- Task details: Using the data below, repeat all of it precisely.

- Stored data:
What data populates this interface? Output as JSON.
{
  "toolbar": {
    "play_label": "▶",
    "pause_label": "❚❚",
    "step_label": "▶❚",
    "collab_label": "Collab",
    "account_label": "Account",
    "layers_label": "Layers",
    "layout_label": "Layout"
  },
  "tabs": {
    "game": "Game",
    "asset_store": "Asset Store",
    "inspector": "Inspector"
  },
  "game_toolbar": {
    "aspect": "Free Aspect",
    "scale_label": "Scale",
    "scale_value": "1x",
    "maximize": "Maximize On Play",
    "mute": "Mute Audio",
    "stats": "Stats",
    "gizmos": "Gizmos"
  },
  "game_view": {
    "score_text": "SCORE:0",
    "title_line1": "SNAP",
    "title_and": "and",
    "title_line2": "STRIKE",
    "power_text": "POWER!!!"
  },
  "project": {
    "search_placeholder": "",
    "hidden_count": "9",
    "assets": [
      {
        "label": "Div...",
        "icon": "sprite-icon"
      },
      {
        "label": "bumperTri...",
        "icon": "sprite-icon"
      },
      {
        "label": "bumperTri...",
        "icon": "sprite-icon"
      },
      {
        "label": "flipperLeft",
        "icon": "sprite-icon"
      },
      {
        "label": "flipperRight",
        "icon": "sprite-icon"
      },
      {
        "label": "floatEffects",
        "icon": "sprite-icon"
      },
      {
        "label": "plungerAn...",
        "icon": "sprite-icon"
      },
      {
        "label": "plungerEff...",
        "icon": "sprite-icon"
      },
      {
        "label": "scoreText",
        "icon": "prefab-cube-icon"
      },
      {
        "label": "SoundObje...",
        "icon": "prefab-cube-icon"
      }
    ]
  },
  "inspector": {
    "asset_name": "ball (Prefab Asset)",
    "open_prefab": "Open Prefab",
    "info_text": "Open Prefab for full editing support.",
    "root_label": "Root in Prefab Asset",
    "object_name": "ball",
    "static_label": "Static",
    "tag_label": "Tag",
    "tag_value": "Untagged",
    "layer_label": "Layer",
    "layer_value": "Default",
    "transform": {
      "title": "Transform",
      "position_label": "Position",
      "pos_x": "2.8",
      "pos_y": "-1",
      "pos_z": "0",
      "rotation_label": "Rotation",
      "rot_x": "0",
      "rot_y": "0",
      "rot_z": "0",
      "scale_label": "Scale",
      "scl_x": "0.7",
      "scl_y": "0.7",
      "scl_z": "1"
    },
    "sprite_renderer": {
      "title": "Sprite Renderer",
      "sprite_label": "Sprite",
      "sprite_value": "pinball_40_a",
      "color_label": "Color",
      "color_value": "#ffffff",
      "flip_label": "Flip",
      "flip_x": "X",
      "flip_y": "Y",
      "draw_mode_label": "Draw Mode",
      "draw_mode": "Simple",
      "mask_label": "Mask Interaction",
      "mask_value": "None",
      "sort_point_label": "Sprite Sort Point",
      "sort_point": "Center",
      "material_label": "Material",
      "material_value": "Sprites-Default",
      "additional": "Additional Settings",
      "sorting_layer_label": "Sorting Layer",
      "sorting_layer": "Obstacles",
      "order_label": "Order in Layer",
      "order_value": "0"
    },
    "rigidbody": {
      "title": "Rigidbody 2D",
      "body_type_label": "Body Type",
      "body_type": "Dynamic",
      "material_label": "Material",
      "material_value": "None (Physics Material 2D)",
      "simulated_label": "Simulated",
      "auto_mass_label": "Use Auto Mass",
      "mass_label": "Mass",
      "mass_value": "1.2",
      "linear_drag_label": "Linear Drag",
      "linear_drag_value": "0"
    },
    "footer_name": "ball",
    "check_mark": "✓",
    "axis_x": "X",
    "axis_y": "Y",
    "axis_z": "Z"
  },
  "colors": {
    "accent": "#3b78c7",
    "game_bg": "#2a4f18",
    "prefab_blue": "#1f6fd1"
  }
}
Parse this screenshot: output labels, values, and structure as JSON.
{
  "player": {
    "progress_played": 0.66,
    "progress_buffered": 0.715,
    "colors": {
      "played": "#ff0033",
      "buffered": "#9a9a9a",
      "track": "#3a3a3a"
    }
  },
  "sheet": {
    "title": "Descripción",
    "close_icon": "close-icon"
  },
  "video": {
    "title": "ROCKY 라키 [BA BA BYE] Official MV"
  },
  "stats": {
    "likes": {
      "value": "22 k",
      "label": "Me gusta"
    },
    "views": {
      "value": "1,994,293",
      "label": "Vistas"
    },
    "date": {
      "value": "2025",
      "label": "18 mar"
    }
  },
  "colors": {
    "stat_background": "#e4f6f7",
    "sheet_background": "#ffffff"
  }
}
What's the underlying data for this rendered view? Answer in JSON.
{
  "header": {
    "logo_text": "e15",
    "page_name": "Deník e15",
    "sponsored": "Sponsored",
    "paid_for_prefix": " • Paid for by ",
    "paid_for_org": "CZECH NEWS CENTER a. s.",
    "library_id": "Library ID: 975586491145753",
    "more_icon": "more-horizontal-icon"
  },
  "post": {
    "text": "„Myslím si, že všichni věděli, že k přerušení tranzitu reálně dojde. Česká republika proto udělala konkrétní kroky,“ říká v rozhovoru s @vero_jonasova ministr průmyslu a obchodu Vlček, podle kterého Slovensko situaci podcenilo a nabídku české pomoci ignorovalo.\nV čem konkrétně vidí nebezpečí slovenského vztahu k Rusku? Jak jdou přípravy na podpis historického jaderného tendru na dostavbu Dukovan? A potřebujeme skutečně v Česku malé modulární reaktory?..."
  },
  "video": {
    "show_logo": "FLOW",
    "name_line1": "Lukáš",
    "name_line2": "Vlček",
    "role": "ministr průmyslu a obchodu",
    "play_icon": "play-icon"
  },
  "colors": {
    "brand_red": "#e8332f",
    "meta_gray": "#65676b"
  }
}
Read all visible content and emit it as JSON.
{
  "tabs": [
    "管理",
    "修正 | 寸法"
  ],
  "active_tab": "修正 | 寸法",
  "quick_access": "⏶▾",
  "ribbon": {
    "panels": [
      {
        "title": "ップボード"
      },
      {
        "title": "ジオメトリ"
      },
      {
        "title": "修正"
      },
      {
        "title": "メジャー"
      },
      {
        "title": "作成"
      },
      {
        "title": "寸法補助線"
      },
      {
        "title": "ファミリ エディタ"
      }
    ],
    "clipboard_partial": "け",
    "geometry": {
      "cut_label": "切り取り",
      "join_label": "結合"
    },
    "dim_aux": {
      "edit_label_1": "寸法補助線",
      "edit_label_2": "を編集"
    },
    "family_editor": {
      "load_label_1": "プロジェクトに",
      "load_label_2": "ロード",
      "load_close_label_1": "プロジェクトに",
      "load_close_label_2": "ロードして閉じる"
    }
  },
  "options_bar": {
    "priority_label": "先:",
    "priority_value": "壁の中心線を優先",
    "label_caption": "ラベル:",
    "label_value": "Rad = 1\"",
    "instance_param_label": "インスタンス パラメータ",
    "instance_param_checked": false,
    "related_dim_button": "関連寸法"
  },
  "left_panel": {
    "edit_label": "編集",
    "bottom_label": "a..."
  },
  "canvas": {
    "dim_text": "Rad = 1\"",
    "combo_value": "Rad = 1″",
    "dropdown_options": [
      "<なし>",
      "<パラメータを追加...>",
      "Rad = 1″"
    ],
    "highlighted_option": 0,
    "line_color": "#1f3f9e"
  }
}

- Answer for this exercise:
What data populates this interface? Output as JSON.
{
  "toolbar": {
    "play_label": "▶",
    "pause_label": "❚❚",
    "step_label": "▶❚",
    "collab_label": "Collab",
    "account_label": "Account",
    "layers_label": "Layers",
    "layout_label": "Layout"
  },
  "tabs": {
    "game": "Game",
    "asset_store": "Asset Store",
    "inspector": "Inspector"
  },
  "game_toolbar": {
    "aspect": "Free Aspect",
    "scale_label": "Scale",
    "scale_value": "1x",
    "maximize": "Maximize On Play",
    "mute": "Mute Audio",
    "stats": "Stats",
    "gizmos": "Gizmos"
  },
  "game_view": {
    "score_text": "SCORE:0",
    "title_line1": "SNAP",
    "title_and": "and",
    "title_line2": "STRIKE",
    "power_text": "POWER!!!"
  },
  "project": {
    "search_placeholder": "",
    "hidden_count": "9",
    "assets": [
      {
        "label": "Div...",
        "icon": "sprite-icon"
      },
      {
        "label": "bumperTri...",
        "icon": "sprite-icon"
      },
      {
        "label": "bumperTri...",
        "icon": "sprite-icon"
      },
      {
        "label": "flipperLeft",
        "icon": "sprite-icon"
      },
      {
        "label": "flipperRight",
        "icon": "sprite-icon"
      },
      {
        "label": "floatEffects",
        "icon": "sprite-icon"
      },
      {
        "label": "plungerAn...",
        "icon": "sprite-icon"
      },
      {
        "label": "plungerEff...",
        "icon": "sprite-icon"
      },
      {
        "label": "scoreText",
        "icon": "prefab-cube-icon"
      },
      {
        "label": "SoundObje...",
        "icon": "prefab-cube-icon"
      }
    ]
  },
  "inspector": {
    "asset_name": "ball (Prefab Asset)",
    "open_prefab": "Open Prefab",
    "info_text": "Open Prefab for full editing support.",
    "root_label": "Root in Prefab Asset",
    "object_name": "ball",
    "static_label": "Static",
    "tag_label": "Tag",
    "tag_value": "Untagged",
    "layer_label": "Layer",
    "layer_value": "Default",
    "transform": {
      "title": "Transform",
      "position_label": "Position",
      "pos_x": "2.8",
      "pos_y": "-1",
      "pos_z": "0",
      "rotation_label": "Rotation",
      "rot_x": "0",
      "rot_y": "0",
      "rot_z": "0",
      "scale_label": "Scale",
      "scl_x": "0.7",
      "scl_y": "0.7",
      "scl_z": "1"
    },
    "sprite_renderer": {
      "title": "Sprite Renderer",
      "sprite_label": "Sprite",
      "sprite_value": "pinball_40_a",
      "color_label": "Color",
      "color_value": "#ffffff",
      "flip_label": "Flip",
      "flip_x": "X",
      "flip_y": "Y",
      "draw_mode_label": "Draw Mode",
      "draw_mode": "Simple",
      "mask_label": "Mask Interaction",
      "mask_value": "None",
      "sort_point_label": "Sprite Sort Point",
      "sort_point": "Center",
      "material_label": "Material",
      "material_value": "Sprites-Default",
      "additional": "Additional Settings",
      "sorting_layer_label": "Sorting Layer",
      "sorting_layer": "Obstacles",
      "order_label": "Order in Layer",
      "order_value": "0"
    },
    "rigidbody": {
      "title": "Rigidbody 2D",
      "body_type_label": "Body Type",
      "body_type": "Dynamic",
      "material_label": "Material",
      "material_value": "None (Physics Material 2D)",
      "simulated_label": "Simulated",
      "auto_mass_label": "Use Auto Mass",
      "mass_label": "Mass",
      "mass_value": "1.2",
      "linear_drag_label": "Linear Drag",
      "linear_drag_value": "0"
    },
    "footer_name": "ball",
    "check_mark": "✓",
    "axis_x": "X",
    "axis_y": "Y",
    "axis_z": "Z"
  },
  "colors": {
    "accent": "#3b78c7",
    "game_bg": "#2a4f18",
    "prefab_blue": "#1f6fd1"
  }
}
Parse this screenshot: output labels, values, and structure as JSON.
{
  "player": {
    "progress_played": 0.66,
    "progress_buffered": 0.715,
    "colors": {
      "played": "#ff0033",
      "buffered": "#9a9a9a",
      "track": "#3a3a3a"
    }
  },
  "sheet": {
    "title": "Descripción",
    "close_icon": "close-icon"
  },
  "video": {
    "title": "ROCKY 라키 [BA BA BYE] Official MV"
  },
  "stats": {
    "likes": {
      "value": "22 k",
      "label": "Me gusta"
    },
    "views": {
      "value": "1,994,293",
      "label": "Vistas"
    },
    "date": {
      "value": "2025",
      "label": "18 mar"
    }
  },
  "colors": {
    "stat_background": "#e4f6f7",
    "sheet_background": "#ffffff"
  }
}
What's the underlying data for this rendered view? Answer in JSON.
{
  "header": {
    "logo_text": "e15",
    "page_name": "Deník e15",
    "sponsored": "Sponsored",
    "paid_for_prefix": " • Paid for by ",
    "paid_for_org": "CZECH NEWS CENTER a. s.",
    "library_id": "Library ID: 975586491145753",
    "more_icon": "more-horizontal-icon"
  },
  "post": {
    "text": "„Myslím si, že všichni věděli, že k přerušení tranzitu reálně dojde. Česká republika proto udělala konkrétní kroky,“ říká v rozhovoru s @vero_jonasova ministr průmyslu a obchodu Vlček, podle kterého Slovensko situaci podcenilo a nabídku české pomoci ignorovalo.\nV čem konkrétně vidí nebezpečí slovenského vztahu k Rusku? Jak jdou přípravy na podpis historického jaderného tendru na dostavbu Dukovan? A potřebujeme skutečně v Česku malé modulární reaktory?..."
  },
  "video": {
    "show_logo": "FLOW",
    "name_line1": "Lukáš",
    "name_line2": "Vlček",
    "role": "ministr průmyslu a obchodu",
    "play_icon": "play-icon"
  },
  "colors": {
    "brand_red": "#e8332f",
    "meta_gray": "#65676b"
  }
}
Read all visible content and emit it as JSON.
{
  "tabs": [
    "管理",
    "修正 | 寸法"
  ],
  "active_tab": "修正 | 寸法",
  "quick_access": "⏶▾",
  "ribbon": {
    "panels": [
      {
        "title": "ップボード"
      },
      {
        "title": "ジオメトリ"
      },
      {
        "title": "修正"
      },
      {
        "title": "メジャー"
      },
      {
        "title": "作成"
      },
      {
        "title": "寸法補助線"
      },
      {
        "title": "ファミリ エディタ"
      }
    ],
    "clipboard_partial": "け",
    "geometry": {
      "cut_label": "切り取り",
      "join_label": "結合"
    },
    "dim_aux": {
      "edit_label_1": "寸法補助線",
      "edit_label_2": "を編集"
    },
    "family_editor": {
      "load_label_1": "プロジェクトに",
      "load_label_2": "ロード",
      "load_close_label_1": "プロジェクトに",
      "load_close_label_2": "ロードして閉じる"
    }
  },
  "options_bar": {
    "priority_label": "先:",
    "priority_value": "壁の中心線を優先",
    "label_caption": "ラベル:",
    "label_value": "Rad = 1\"",
    "instance_param_label": "インスタンス パラメータ",
    "instance_param_checked": false,
    "related_dim_button": "関連寸法"
  },
  "left_panel": {
    "edit_label": "編集",
    "bottom_label": "a..."
  },
  "canvas": {
    "dim_text": "Rad = 1\"",
    "combo_value": "Rad = 1″",
    "dropdown_options": [
      "<なし>",
      "<パラメータを追加...>",
      "Rad = 1″"
    ],
    "highlighted_option": 0,
    "line_color": "#1f3f9e"
  }
}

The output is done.